[Text passage]:
·····

Champions Oncology
- Traded as: Nasdaq: CSBR Russell Microcap Index component
- Founded: 2007
- Headquarters: Hackensack, New Jersey

= Champions Oncology =

American technology company

Champions Oncology is an American technology company that develops mouse avatars. Called TumorGrafts, they are used to test a panel of chemotherapy regimens, targeted therapies and monoclonal antibodies to identify potential therapeutic options for cancer patients. The company was founded in 2007 by David Sidransky, M.D., a Johns Hopkins University oncologist.

== TumorGrafts ==
Champions TumorGrafts maintain the microenvironment surrounding the tumor and have been shown to have high correlation to the patient’s tumor. Due to this close resemblance to the human tumor, TumorGrafts are highly predictive of treatment outcomes in patients. Studies have shown the mouse avatars predict clinical benefit in 80% of patients. Approximately 450 TumorGrafts have been established as of April 2014.

TumorGrafts are also being used as a pre-clinical research tool to improve clinical drug development. Compared to traditional xenograft models, TumorGrafts, have a greater degree of accuracy in predicting clinical effectiveness of oncology drugs and thus can decrease clinical risk for drug developers. Champions has formed partnerships with multiple drug developers, including Teva and Pfizer.

·····

[Stored data entries]
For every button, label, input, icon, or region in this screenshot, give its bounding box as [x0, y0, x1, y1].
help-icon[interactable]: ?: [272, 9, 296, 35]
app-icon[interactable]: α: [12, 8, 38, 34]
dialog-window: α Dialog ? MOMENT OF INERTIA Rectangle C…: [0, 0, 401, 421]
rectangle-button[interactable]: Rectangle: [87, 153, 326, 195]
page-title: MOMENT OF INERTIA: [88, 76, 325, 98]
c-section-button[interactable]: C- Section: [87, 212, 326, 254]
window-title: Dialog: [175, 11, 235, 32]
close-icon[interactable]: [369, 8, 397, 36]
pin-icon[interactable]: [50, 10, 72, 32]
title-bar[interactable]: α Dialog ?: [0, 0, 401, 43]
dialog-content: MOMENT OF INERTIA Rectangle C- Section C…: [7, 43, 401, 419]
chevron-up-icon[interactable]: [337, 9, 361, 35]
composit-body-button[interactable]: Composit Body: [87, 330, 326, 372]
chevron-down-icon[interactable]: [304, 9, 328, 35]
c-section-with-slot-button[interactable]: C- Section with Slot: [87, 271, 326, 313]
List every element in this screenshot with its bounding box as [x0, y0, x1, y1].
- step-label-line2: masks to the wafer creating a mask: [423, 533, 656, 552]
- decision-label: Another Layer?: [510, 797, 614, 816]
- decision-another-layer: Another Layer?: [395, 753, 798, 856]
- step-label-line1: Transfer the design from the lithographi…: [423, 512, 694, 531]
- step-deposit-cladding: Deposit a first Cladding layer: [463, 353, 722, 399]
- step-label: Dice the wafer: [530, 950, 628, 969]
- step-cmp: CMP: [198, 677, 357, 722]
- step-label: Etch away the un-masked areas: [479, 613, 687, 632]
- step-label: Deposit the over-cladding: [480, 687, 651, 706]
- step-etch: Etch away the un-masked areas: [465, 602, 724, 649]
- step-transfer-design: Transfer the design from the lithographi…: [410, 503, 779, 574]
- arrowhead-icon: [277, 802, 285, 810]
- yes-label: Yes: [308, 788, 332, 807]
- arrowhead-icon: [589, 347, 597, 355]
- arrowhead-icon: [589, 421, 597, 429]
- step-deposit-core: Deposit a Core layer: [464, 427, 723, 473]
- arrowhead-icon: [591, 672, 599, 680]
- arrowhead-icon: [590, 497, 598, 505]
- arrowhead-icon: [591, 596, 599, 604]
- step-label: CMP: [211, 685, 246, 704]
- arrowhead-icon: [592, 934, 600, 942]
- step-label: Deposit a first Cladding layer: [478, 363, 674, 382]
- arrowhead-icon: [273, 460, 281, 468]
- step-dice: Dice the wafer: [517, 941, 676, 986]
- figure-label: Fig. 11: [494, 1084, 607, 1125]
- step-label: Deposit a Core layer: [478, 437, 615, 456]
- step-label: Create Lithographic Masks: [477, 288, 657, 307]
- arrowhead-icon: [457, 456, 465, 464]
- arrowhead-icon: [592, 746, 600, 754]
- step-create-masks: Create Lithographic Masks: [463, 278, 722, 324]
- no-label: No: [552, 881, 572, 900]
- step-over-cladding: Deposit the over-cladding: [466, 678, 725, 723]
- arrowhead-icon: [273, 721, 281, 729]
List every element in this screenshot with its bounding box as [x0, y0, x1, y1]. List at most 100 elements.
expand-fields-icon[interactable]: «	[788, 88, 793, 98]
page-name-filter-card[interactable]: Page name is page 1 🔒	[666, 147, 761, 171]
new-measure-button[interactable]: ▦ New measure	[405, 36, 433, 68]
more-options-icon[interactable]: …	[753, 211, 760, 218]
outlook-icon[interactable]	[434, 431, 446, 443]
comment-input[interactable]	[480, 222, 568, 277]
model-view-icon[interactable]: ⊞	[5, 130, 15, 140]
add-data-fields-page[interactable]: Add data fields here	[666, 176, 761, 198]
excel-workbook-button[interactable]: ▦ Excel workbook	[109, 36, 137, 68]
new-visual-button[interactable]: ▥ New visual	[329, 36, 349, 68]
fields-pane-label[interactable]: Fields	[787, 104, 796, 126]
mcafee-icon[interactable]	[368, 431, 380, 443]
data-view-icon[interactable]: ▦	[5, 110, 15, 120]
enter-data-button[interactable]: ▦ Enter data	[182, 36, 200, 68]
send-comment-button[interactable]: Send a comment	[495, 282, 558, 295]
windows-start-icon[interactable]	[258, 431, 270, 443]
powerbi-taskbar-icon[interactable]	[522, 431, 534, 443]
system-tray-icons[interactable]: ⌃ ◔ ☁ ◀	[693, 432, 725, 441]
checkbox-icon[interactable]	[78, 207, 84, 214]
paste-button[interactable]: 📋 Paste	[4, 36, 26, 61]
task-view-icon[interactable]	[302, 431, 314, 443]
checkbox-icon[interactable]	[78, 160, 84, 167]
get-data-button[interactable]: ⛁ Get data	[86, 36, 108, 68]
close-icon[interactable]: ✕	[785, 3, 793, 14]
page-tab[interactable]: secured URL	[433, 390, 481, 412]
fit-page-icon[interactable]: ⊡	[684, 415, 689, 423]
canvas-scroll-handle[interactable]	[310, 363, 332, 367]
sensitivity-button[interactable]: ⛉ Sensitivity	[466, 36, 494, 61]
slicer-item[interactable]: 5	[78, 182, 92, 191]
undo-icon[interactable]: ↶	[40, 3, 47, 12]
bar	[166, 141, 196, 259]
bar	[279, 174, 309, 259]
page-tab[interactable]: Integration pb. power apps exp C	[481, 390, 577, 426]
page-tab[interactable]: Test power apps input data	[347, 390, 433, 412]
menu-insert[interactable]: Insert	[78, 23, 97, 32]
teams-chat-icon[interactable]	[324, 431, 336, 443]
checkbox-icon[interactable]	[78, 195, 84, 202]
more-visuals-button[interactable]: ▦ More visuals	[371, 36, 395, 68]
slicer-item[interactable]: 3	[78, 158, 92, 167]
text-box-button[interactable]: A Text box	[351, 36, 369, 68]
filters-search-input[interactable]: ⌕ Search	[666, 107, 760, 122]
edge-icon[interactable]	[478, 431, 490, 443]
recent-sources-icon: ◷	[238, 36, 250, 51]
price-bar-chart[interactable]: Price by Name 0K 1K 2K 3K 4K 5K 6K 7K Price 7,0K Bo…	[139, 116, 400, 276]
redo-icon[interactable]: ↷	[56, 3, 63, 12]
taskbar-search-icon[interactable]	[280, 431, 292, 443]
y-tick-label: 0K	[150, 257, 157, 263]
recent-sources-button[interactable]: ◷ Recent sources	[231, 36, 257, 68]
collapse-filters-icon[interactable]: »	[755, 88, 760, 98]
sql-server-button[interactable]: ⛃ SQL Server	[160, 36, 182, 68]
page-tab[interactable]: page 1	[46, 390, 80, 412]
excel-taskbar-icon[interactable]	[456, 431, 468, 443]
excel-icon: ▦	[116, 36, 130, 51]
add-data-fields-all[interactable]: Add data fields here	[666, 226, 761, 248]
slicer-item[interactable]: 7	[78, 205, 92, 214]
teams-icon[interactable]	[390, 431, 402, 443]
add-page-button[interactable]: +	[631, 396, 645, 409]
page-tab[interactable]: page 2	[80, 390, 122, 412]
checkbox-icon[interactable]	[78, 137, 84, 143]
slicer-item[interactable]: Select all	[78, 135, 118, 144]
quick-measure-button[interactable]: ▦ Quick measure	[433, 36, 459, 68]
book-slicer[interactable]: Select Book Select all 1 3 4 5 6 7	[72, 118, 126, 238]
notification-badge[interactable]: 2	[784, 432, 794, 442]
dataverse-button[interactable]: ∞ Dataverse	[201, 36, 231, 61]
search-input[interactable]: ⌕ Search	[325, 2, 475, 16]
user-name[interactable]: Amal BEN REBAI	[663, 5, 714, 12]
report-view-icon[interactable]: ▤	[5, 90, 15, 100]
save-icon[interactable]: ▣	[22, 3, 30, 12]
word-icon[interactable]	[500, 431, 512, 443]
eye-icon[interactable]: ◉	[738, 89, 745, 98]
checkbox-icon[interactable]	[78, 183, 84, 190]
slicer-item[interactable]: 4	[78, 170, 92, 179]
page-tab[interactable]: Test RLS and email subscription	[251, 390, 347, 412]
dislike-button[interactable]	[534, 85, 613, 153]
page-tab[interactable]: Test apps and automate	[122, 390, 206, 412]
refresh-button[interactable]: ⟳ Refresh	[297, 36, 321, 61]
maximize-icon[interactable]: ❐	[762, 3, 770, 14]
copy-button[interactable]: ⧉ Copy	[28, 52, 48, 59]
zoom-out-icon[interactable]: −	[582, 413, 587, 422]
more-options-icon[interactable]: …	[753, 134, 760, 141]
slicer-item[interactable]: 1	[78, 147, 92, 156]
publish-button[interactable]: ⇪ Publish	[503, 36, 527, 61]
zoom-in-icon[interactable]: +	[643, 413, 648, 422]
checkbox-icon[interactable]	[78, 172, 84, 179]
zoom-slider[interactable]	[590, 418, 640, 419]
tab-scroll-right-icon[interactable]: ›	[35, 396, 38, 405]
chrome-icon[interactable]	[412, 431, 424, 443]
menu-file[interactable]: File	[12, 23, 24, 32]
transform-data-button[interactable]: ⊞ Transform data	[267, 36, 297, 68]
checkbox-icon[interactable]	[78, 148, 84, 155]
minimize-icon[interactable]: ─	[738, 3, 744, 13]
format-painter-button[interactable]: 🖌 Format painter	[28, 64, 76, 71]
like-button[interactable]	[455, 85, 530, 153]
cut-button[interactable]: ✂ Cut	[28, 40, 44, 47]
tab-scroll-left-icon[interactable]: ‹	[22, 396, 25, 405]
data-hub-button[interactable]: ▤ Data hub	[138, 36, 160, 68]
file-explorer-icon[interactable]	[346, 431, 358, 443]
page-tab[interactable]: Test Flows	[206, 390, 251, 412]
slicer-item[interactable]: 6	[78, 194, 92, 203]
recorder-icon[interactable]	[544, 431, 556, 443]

·····

[Work to be completed]:
Pick up the Champions Oncology text after its last sentence and continue it. The material is not needed for what follows.

[Solved exercise]:
=== The process ===
When a cancer patient undergoes surgery or biopsy, a living sample of the tumor is obtained and implanted into the mouse, creating a mouse avatar. Once the TumorGraft has successfully grown, the tumor is then propagated in a second generation of mice and tested against a panel of cancer drugs and drug combinations to help identify more accurately which treatment regimen is likely to be most effective in a specific patient. In this way, various drugs are tested on a live sample of the actual patient's tumor, rather than on the patient. This reduces the likelihood of treatment with ineffective drugs and their associated side effects, and it increases the likelihood of finding a treatment that will work against the patient's tumor. For patients whose tumors have also undergone molecular testing, such as next-generation sequencing, the selection of potential drugs is further guided by any and all applicable results. In the event the cancer progresses or recurs, Champions also banks, or stores, each successful TumorGraft for potential future patient use.